• **What you are asked to do**: Leave out the pictures and repeat everything else in the records exactly.

— begin —

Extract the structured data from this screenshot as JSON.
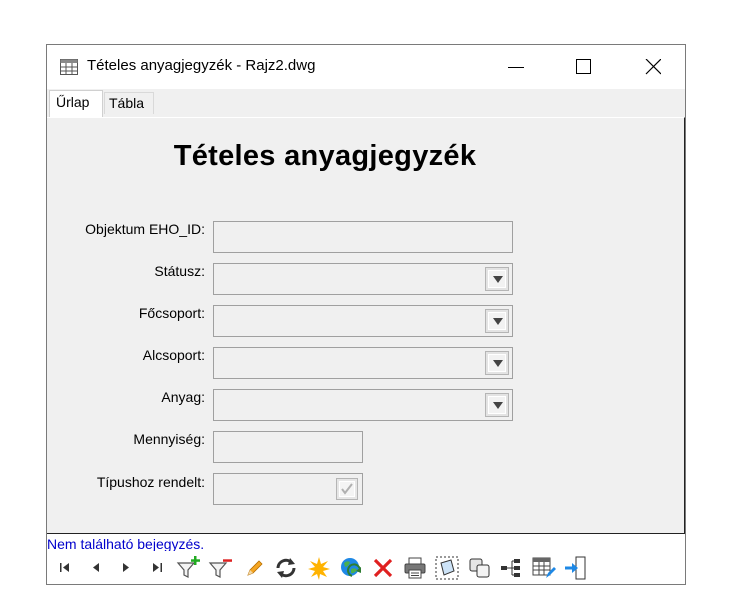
{
  "window": {
    "title": "Tételes anyagjegyzék - Rajz2.dwg"
  },
  "tabs": [
    {
      "label": "Űrlap"
    },
    {
      "label": "Tábla"
    }
  ],
  "form": {
    "title": "Tételes anyagjegyzék",
    "fields": [
      {
        "label": "Objektum EHO_ID:",
        "value": ""
      },
      {
        "label": "Státusz:",
        "value": ""
      },
      {
        "label": "Főcsoport:",
        "value": ""
      },
      {
        "label": "Alcsoport:",
        "value": ""
      },
      {
        "label": "Anyag:",
        "value": ""
      },
      {
        "label": "Mennyiség:",
        "value": ""
      },
      {
        "label": "Típushoz rendelt:",
        "value": ""
      }
    ]
  },
  "status": {
    "message": "Nem található bejegyzés."
  },
  "colors": {
    "status_text": "#0000cc",
    "filter_add": "#22aa22",
    "filter_remove": "#dd2222",
    "delete": "#e02020",
    "new": "#ffb300",
    "link": "#1e88e5"
  },
  "toolbar_icons": [
    "first-record-icon",
    "previous-record-icon",
    "next-record-icon",
    "last-record-icon",
    "add-filter-icon",
    "remove-filter-icon",
    "edit-icon",
    "refresh-icon",
    "new-record-icon",
    "zoom-to-icon",
    "delete-icon",
    "print-icon",
    "select-object-icon",
    "copy-icon",
    "connect-icon",
    "table-settings-icon",
    "exit-icon"
  ]
}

— end —

• **Full output**:
Extract the structured data from this screenshot as JSON.
{
  "window": {
    "title": "Tételes anyagjegyzék - Rajz2.dwg"
  },
  "tabs": [
    {
      "label": "Űrlap"
    },
    {
      "label": "Tábla"
    }
  ],
  "form": {
    "title": "Tételes anyagjegyzék",
    "fields": [
      {
        "label": "Objektum EHO_ID:",
        "value": ""
      },
      {
        "label": "Státusz:",
        "value": ""
      },
      {
        "label": "Főcsoport:",
        "value": ""
      },
      {
        "label": "Alcsoport:",
        "value": ""
      },
      {
        "label": "Anyag:",
        "value": ""
      },
      {
        "label": "Mennyiség:",
        "value": ""
      },
      {
        "label": "Típushoz rendelt:",
        "value": ""
      }
    ]
  },
  "status": {
    "message": "Nem található bejegyzés."
  },
  "colors": {
    "status_text": "#0000cc",
    "filter_add": "#22aa22",
    "filter_remove": "#dd2222",
    "delete": "#e02020",
    "new": "#ffb300",
    "link": "#1e88e5"
  },
  "toolbar_icons": [
    "first-record-icon",
    "previous-record-icon",
    "next-record-icon",
    "last-record-icon",
    "add-filter-icon",
    "remove-filter-icon",
    "edit-icon",
    "refresh-icon",
    "new-record-icon",
    "zoom-to-icon",
    "delete-icon",
    "print-icon",
    "select-object-icon",
    "copy-icon",
    "connect-icon",
    "table-settings-icon",
    "exit-icon"
  ]
}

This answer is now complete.